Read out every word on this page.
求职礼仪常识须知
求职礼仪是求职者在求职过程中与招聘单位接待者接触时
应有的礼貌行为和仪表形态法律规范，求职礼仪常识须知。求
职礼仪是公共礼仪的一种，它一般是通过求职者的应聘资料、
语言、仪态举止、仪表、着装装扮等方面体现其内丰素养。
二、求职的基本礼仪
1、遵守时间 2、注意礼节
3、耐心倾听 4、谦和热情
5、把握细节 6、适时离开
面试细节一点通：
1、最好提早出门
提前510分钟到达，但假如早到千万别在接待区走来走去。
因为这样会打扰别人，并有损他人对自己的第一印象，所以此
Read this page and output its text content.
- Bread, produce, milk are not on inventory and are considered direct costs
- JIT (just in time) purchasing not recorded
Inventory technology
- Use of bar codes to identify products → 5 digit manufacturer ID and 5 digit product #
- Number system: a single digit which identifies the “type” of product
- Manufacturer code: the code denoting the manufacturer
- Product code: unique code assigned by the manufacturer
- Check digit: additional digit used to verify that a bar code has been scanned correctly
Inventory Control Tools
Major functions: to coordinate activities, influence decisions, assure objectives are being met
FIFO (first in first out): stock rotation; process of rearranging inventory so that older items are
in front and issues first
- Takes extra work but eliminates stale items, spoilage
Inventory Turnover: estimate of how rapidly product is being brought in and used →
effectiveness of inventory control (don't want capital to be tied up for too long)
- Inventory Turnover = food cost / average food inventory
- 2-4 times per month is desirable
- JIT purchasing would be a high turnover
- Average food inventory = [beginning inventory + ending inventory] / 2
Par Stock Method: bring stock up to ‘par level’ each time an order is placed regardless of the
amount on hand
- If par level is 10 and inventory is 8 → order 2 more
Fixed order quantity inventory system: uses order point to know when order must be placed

...

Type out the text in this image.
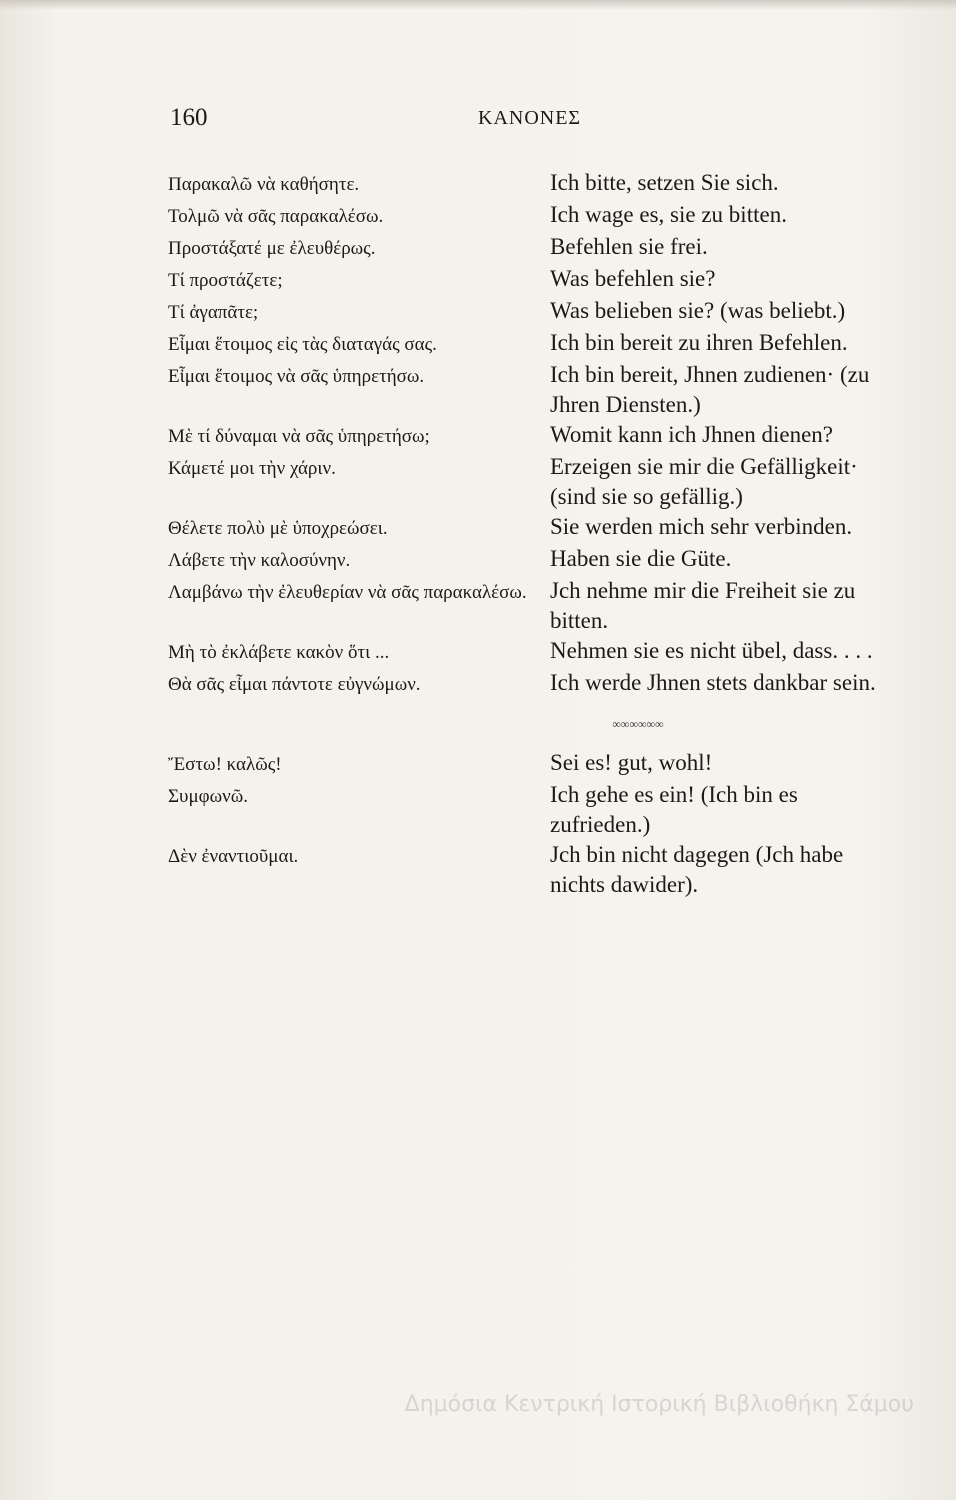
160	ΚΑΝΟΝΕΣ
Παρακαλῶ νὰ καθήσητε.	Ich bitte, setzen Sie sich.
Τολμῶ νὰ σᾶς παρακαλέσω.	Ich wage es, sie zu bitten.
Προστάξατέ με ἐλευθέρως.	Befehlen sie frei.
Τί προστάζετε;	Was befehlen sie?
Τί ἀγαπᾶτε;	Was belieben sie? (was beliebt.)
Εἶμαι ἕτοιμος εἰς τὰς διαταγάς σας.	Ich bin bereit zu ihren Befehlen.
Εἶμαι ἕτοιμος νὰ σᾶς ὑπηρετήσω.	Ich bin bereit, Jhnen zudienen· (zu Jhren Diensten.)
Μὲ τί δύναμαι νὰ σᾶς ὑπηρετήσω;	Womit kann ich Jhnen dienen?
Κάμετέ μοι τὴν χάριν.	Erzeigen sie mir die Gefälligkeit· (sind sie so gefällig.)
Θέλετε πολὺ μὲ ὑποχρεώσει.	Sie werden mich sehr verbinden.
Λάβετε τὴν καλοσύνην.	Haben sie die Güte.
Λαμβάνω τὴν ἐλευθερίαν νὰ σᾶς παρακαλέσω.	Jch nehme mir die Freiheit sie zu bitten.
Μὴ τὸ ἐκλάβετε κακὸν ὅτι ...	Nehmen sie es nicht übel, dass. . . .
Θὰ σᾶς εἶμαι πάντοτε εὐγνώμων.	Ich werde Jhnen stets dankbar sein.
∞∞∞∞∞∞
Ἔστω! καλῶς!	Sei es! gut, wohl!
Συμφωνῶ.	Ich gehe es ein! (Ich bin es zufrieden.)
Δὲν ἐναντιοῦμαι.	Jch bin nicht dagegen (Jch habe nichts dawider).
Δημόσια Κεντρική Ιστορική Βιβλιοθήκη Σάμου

● Task directions: Extract each line holding the word "ἕτοιμος" from the records.

● Output:
Εἶμαι ἕτοιμος εἰς τὰς διαταγάς σας.	Ich bin bereit zu ihren Befehlen.
Εἶμαι ἕτοιμος νὰ σᾶς ὑπηρετήσω.	Ich bin bereit, Jhnen zudienen· (zu Jhren Diensten.)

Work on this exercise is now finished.